About this task: Every line of the data below is to be written out again exactly.

>>>>>

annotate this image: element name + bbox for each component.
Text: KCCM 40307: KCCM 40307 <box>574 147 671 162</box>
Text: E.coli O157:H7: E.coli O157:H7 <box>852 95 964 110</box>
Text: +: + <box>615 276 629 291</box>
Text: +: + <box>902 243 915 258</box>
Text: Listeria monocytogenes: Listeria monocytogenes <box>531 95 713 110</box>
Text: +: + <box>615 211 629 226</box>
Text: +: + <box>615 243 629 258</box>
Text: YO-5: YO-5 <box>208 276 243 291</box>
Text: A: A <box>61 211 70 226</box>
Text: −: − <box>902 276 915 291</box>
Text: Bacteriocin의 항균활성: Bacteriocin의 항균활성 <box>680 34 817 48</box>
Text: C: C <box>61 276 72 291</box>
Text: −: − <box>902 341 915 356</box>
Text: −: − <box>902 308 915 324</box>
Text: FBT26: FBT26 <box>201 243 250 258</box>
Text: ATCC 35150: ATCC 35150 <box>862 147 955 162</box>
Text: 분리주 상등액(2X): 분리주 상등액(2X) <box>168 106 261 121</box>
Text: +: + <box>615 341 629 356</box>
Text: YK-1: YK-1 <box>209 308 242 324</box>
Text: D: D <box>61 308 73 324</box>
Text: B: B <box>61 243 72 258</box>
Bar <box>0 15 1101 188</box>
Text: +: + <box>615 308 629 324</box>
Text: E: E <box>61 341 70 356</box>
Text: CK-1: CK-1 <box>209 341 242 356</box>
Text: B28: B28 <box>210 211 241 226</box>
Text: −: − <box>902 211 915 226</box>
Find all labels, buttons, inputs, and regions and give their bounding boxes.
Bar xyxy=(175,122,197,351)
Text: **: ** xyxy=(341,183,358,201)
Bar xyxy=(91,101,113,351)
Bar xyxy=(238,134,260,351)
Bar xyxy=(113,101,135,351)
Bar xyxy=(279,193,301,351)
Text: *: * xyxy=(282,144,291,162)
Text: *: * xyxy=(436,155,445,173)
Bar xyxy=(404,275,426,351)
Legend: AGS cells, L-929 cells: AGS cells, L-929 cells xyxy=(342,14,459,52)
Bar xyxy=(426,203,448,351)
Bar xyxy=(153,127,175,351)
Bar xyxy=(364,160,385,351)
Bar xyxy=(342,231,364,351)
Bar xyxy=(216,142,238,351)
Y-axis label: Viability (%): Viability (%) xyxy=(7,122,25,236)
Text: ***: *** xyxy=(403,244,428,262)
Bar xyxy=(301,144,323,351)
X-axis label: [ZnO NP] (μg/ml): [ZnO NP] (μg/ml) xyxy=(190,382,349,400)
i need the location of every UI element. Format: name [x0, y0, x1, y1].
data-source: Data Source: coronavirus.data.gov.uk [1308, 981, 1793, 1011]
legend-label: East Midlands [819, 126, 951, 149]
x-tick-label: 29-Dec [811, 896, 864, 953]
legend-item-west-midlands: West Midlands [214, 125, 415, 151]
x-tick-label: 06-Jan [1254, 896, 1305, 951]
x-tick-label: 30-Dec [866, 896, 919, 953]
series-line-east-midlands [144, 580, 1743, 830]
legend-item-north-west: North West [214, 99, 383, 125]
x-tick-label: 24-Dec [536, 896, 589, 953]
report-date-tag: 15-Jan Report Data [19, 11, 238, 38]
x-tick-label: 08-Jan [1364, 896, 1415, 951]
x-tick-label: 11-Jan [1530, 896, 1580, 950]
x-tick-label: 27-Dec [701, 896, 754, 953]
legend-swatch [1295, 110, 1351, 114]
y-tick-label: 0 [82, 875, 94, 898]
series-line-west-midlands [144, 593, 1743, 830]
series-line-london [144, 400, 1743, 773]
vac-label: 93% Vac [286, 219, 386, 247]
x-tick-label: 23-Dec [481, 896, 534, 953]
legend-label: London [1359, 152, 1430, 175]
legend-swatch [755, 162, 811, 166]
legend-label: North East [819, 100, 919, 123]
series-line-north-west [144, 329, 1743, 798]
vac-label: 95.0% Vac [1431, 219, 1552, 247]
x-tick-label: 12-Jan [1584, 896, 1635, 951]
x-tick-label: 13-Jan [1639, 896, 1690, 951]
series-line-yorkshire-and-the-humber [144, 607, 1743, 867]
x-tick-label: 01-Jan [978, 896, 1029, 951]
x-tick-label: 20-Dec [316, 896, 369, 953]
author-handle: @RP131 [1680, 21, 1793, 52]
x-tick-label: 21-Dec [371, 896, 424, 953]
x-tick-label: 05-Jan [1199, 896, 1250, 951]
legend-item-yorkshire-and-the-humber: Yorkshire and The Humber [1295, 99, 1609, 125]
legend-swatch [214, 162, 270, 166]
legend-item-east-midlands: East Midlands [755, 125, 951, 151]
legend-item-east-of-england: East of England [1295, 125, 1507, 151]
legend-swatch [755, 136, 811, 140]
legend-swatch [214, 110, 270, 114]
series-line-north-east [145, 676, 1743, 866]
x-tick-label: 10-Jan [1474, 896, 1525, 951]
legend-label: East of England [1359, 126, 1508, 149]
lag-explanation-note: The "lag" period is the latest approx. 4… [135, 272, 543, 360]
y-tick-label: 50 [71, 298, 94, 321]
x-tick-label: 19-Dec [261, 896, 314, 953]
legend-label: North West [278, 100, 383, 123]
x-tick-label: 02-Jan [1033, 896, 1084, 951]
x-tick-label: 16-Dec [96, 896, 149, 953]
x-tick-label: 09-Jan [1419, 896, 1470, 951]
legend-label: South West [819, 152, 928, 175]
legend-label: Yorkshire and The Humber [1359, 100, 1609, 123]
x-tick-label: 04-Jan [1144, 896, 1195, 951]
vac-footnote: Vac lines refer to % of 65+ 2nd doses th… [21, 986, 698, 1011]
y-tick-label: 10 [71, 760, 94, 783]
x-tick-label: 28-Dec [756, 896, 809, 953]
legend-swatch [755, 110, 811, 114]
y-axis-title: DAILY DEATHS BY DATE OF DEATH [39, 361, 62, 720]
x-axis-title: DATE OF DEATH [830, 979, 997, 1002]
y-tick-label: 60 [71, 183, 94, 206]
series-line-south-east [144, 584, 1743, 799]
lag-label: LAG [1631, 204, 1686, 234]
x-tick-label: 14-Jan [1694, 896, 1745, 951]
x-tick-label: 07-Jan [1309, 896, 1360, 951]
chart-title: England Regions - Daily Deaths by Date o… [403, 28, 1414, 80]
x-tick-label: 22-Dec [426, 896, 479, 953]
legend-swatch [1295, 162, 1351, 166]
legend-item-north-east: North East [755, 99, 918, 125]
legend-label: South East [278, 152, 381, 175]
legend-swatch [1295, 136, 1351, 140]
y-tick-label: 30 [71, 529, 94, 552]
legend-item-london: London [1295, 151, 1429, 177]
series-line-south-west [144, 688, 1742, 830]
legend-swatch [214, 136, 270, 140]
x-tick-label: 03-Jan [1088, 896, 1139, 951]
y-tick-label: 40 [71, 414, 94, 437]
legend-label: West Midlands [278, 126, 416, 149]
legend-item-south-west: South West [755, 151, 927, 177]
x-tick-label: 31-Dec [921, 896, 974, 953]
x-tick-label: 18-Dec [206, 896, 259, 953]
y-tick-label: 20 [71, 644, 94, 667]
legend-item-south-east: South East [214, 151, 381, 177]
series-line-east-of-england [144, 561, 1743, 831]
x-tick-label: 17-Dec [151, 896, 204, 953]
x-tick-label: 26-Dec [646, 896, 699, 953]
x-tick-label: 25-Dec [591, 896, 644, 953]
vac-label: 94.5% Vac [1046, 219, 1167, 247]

<<<<<

Written solution:
annotate this image: element name + bbox for each component.
Text: KCCM 40307: KCCM 40307 <box>574 147 671 162</box>
Text: E.coli O157:H7: E.coli O157:H7 <box>852 95 964 110</box>
Text: +: + <box>615 276 629 291</box>
Text: +: + <box>902 243 915 258</box>
Text: Listeria monocytogenes: Listeria monocytogenes <box>531 95 713 110</box>
Text: +: + <box>615 211 629 226</box>
Text: +: + <box>615 243 629 258</box>
Text: YO-5: YO-5 <box>208 276 243 291</box>
Text: A: A <box>61 211 70 226</box>
Text: −: − <box>902 276 915 291</box>
Text: Bacteriocin의 항균활성: Bacteriocin의 항균활성 <box>680 34 817 48</box>
Text: C: C <box>61 276 72 291</box>
Text: −: − <box>902 341 915 356</box>
Text: −: − <box>902 308 915 324</box>
Text: FBT26: FBT26 <box>201 243 250 258</box>
Text: ATCC 35150: ATCC 35150 <box>862 147 955 162</box>
Text: 분리주 상등액(2X): 분리주 상등액(2X) <box>168 106 261 121</box>
Text: +: + <box>615 341 629 356</box>
Text: YK-1: YK-1 <box>209 308 242 324</box>
Text: D: D <box>61 308 73 324</box>
Text: B: B <box>61 243 72 258</box>
Bar <box>0 15 1101 188</box>
Text: +: + <box>615 308 629 324</box>
Text: E: E <box>61 341 70 356</box>
Text: CK-1: CK-1 <box>209 341 242 356</box>
Text: B28: B28 <box>210 211 241 226</box>
Text: −: − <box>902 211 915 226</box>
Find all labels, buttons, inputs, and regions and give their bounding boxes.
Bar xyxy=(175,122,197,351)
Text: **: ** xyxy=(341,183,358,201)
Bar xyxy=(91,101,113,351)
Bar xyxy=(238,134,260,351)
Bar xyxy=(113,101,135,351)
Bar xyxy=(279,193,301,351)
Text: *: * xyxy=(282,144,291,162)
Text: *: * xyxy=(436,155,445,173)
Bar xyxy=(404,275,426,351)
Legend: AGS cells, L-929 cells: AGS cells, L-929 cells xyxy=(342,14,459,52)
Bar xyxy=(426,203,448,351)
Bar xyxy=(153,127,175,351)
Bar xyxy=(364,160,385,351)
Bar xyxy=(342,231,364,351)
Bar xyxy=(216,142,238,351)
Y-axis label: Viability (%): Viability (%) xyxy=(7,122,25,236)
Text: ***: *** xyxy=(403,244,428,262)
Bar xyxy=(301,144,323,351)
X-axis label: [ZnO NP] (μg/ml): [ZnO NP] (μg/ml) xyxy=(190,382,349,400)
i need the location of every UI element. Format: name [x0, y0, x1, y1].
data-source: Data Source: coronavirus.data.gov.uk [1308, 981, 1793, 1011]
legend-label: East Midlands [819, 126, 951, 149]
x-tick-label: 29-Dec [811, 896, 864, 953]
legend-item-west-midlands: West Midlands [214, 125, 415, 151]
x-tick-label: 06-Jan [1254, 896, 1305, 951]
x-tick-label: 30-Dec [866, 896, 919, 953]
series-line-east-midlands [144, 580, 1743, 830]
legend-item-north-west: North West [214, 99, 383, 125]
x-tick-label: 24-Dec [536, 896, 589, 953]
report-date-tag: 15-Jan Report Data [19, 11, 238, 38]
x-tick-label: 08-Jan [1364, 896, 1415, 951]
x-tick-label: 11-Jan [1530, 896, 1580, 950]
x-tick-label: 27-Dec [701, 896, 754, 953]
legend-swatch [1295, 110, 1351, 114]
y-tick-label: 0 [82, 875, 94, 898]
series-line-west-midlands [144, 593, 1743, 830]
series-line-london [144, 400, 1743, 773]
vac-label: 93% Vac [286, 219, 386, 247]
x-tick-label: 23-Dec [481, 896, 534, 953]
legend-label: London [1359, 152, 1430, 175]
legend-swatch [755, 162, 811, 166]
legend-label: North East [819, 100, 919, 123]
series-line-north-west [144, 329, 1743, 798]
vac-label: 95.0% Vac [1431, 219, 1552, 247]
x-tick-label: 12-Jan [1584, 896, 1635, 951]
x-tick-label: 13-Jan [1639, 896, 1690, 951]
series-line-yorkshire-and-the-humber [144, 607, 1743, 867]
x-tick-label: 01-Jan [978, 896, 1029, 951]
x-tick-label: 20-Dec [316, 896, 369, 953]
author-handle: @RP131 [1680, 21, 1793, 52]
x-tick-label: 21-Dec [371, 896, 424, 953]
x-tick-label: 05-Jan [1199, 896, 1250, 951]
legend-item-yorkshire-and-the-humber: Yorkshire and The Humber [1295, 99, 1609, 125]
legend-swatch [214, 162, 270, 166]
legend-item-east-midlands: East Midlands [755, 125, 951, 151]
legend-item-east-of-england: East of England [1295, 125, 1507, 151]
legend-swatch [755, 136, 811, 140]
legend-swatch [214, 110, 270, 114]
series-line-north-east [145, 676, 1743, 866]
x-tick-label: 10-Jan [1474, 896, 1525, 951]
legend-label: East of England [1359, 126, 1508, 149]
lag-explanation-note: The "lag" period is the latest approx. 4… [135, 272, 543, 360]
y-tick-label: 50 [71, 298, 94, 321]
x-tick-label: 19-Dec [261, 896, 314, 953]
legend-label: North West [278, 100, 383, 123]
x-tick-label: 02-Jan [1033, 896, 1084, 951]
x-tick-label: 16-Dec [96, 896, 149, 953]
x-tick-label: 09-Jan [1419, 896, 1470, 951]
legend-label: South West [819, 152, 928, 175]
legend-label: Yorkshire and The Humber [1359, 100, 1609, 123]
x-tick-label: 04-Jan [1144, 896, 1195, 951]
vac-footnote: Vac lines refer to % of 65+ 2nd doses th… [21, 986, 698, 1011]
y-tick-label: 10 [71, 760, 94, 783]
x-tick-label: 28-Dec [756, 896, 809, 953]
legend-swatch [755, 110, 811, 114]
y-axis-title: DAILY DEATHS BY DATE OF DEATH [39, 361, 62, 720]
x-axis-title: DATE OF DEATH [830, 979, 997, 1002]
y-tick-label: 60 [71, 183, 94, 206]
series-line-south-east [144, 584, 1743, 799]
lag-label: LAG [1631, 204, 1686, 234]
x-tick-label: 14-Jan [1694, 896, 1745, 951]
x-tick-label: 07-Jan [1309, 896, 1360, 951]
chart-title: England Regions - Daily Deaths by Date o… [403, 28, 1414, 80]
x-tick-label: 22-Dec [426, 896, 479, 953]
legend-swatch [1295, 162, 1351, 166]
legend-item-north-east: North East [755, 99, 918, 125]
legend-label: South East [278, 152, 381, 175]
legend-swatch [1295, 136, 1351, 140]
y-tick-label: 30 [71, 529, 94, 552]
legend-item-london: London [1295, 151, 1429, 177]
series-line-south-west [144, 688, 1742, 830]
legend-swatch [214, 136, 270, 140]
x-tick-label: 03-Jan [1088, 896, 1139, 951]
y-tick-label: 40 [71, 414, 94, 437]
legend-label: West Midlands [278, 126, 416, 149]
legend-item-south-west: South West [755, 151, 927, 177]
x-tick-label: 31-Dec [921, 896, 974, 953]
x-tick-label: 18-Dec [206, 896, 259, 953]
y-tick-label: 20 [71, 644, 94, 667]
legend-item-south-east: South East [214, 151, 381, 177]
series-line-east-of-england [144, 561, 1743, 831]
x-tick-label: 17-Dec [151, 896, 204, 953]
x-tick-label: 26-Dec [646, 896, 699, 953]
x-tick-label: 25-Dec [591, 896, 644, 953]
vac-label: 94.5% Vac [1046, 219, 1167, 247]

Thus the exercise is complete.